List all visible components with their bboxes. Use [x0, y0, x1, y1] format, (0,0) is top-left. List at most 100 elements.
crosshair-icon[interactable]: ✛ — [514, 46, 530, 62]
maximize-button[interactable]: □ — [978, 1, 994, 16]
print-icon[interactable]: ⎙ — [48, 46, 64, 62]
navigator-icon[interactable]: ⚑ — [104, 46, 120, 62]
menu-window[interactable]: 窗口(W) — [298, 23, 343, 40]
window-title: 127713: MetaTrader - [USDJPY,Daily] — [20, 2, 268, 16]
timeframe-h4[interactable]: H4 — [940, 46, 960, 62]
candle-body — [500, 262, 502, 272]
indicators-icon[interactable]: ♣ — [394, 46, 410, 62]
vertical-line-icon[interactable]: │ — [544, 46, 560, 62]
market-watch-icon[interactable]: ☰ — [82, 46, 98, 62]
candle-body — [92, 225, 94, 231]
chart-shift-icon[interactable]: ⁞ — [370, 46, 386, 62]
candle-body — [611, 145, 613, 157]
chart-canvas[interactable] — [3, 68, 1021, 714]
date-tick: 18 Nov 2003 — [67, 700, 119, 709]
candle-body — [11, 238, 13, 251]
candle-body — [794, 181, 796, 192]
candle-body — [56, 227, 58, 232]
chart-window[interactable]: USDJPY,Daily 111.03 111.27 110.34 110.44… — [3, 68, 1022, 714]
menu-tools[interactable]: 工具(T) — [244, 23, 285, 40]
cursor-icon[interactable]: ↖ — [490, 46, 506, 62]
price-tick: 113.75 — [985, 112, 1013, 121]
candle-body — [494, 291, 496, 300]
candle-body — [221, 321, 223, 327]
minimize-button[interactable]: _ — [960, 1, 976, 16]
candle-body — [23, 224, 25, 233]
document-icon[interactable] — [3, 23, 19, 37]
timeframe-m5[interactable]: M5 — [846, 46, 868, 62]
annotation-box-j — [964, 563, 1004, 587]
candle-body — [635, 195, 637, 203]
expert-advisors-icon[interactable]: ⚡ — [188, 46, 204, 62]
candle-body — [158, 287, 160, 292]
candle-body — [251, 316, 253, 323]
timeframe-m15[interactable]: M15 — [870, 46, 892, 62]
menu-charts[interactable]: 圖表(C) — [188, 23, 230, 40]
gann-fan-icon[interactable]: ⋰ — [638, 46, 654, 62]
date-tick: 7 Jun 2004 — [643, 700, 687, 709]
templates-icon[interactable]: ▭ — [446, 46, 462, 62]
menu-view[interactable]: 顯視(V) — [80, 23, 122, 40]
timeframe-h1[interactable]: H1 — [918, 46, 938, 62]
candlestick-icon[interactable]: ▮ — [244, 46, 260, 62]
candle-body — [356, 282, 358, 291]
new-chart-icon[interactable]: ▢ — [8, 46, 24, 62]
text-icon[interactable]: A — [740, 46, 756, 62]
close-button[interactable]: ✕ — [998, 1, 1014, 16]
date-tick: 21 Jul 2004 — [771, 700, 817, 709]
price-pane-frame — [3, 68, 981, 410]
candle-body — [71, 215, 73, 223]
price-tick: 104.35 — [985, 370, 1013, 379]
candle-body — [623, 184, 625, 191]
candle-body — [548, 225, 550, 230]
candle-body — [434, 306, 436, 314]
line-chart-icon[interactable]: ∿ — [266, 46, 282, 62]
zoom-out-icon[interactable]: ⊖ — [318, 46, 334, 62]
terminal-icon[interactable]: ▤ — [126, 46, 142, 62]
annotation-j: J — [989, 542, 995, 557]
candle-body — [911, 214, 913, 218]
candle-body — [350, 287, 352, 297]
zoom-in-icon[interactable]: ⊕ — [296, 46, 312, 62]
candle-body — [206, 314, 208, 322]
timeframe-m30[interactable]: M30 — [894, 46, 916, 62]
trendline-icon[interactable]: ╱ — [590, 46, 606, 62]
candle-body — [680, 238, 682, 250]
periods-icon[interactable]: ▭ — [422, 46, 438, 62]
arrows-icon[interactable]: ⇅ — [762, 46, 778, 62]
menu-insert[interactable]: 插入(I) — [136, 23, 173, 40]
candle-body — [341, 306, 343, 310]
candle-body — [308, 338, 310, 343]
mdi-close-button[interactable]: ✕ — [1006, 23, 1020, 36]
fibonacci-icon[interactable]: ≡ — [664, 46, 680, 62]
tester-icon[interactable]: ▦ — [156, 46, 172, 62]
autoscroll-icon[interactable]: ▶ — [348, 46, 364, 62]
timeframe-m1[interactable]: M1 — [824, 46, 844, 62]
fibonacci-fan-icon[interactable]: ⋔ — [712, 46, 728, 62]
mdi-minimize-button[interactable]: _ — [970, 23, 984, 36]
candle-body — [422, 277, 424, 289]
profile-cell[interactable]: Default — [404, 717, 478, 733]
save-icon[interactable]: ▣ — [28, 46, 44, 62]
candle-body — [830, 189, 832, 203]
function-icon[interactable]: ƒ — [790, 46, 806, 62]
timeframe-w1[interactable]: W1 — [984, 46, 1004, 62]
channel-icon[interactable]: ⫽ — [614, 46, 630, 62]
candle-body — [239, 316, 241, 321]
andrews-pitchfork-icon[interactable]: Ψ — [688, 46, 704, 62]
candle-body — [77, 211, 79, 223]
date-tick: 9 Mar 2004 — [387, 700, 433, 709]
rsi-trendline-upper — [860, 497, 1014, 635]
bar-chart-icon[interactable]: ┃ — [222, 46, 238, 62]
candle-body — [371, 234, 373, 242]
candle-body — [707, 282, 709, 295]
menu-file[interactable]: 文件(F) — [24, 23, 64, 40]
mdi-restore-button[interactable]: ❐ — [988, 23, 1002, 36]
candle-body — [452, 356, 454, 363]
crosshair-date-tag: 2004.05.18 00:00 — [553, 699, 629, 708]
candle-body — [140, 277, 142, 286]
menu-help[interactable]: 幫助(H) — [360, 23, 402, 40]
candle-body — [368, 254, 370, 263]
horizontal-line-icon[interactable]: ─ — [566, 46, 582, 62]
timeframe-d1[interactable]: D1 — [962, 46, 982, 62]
--
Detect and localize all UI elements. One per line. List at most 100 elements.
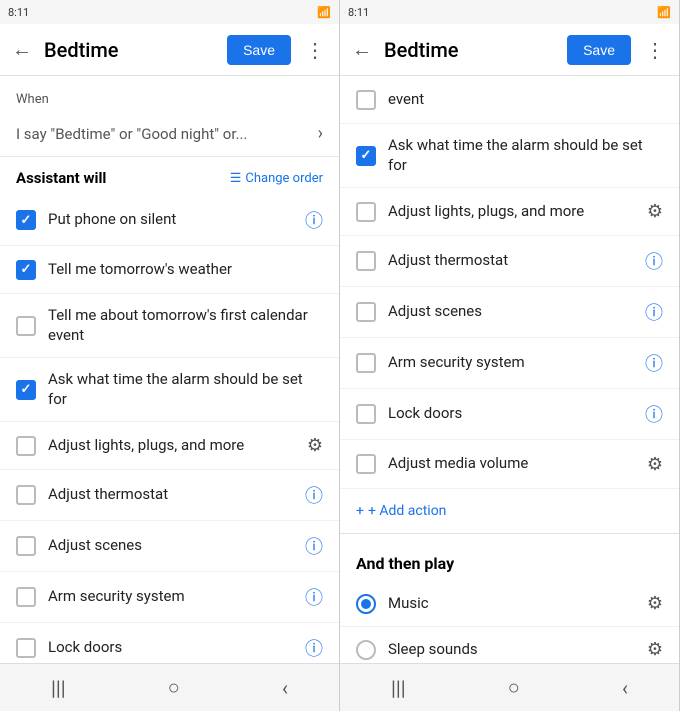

Instructions for the task:
Copy out verbatim the entries from the line with "List all visible" to the line with "maximize-button[interactable]: □ —", including both of those lines.

Full response:
List all visible components with their bboxes. Use [x0, y0, x1, y1] format, (0,0) is top-left. List at most 100 elements.
crosshair-icon[interactable]: ✛ — [514, 46, 530, 62]
maximize-button[interactable]: □ — [978, 1, 994, 16]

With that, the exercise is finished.